- **Aim of the exercise**: Every record must appear in your copy exactly as written, with no pictures.

__________

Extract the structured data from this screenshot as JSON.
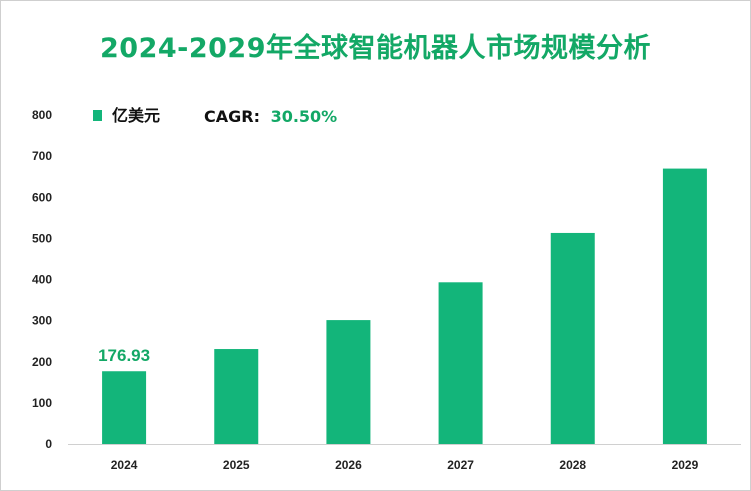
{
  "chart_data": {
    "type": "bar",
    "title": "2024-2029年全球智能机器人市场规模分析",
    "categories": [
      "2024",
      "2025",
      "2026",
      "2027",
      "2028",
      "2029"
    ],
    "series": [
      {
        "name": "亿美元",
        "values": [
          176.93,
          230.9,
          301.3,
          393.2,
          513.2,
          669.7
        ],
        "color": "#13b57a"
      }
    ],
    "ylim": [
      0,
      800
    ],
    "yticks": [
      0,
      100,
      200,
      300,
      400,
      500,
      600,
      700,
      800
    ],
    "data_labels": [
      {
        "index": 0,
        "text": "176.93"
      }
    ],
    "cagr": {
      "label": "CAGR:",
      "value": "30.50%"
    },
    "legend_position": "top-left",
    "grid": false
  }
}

__________

- **Problem solution**:
Extract the structured data from this screenshot as JSON.
{
  "chart_data": {
    "type": "bar",
    "title": "2024-2029年全球智能机器人市场规模分析",
    "categories": [
      "2024",
      "2025",
      "2026",
      "2027",
      "2028",
      "2029"
    ],
    "series": [
      {
        "name": "亿美元",
        "values": [
          176.93,
          230.9,
          301.3,
          393.2,
          513.2,
          669.7
        ],
        "color": "#13b57a"
      }
    ],
    "ylim": [
      0,
      800
    ],
    "yticks": [
      0,
      100,
      200,
      300,
      400,
      500,
      600,
      700,
      800
    ],
    "data_labels": [
      {
        "index": 0,
        "text": "176.93"
      }
    ],
    "cagr": {
      "label": "CAGR:",
      "value": "30.50%"
    },
    "legend_position": "top-left",
    "grid": false
  }
}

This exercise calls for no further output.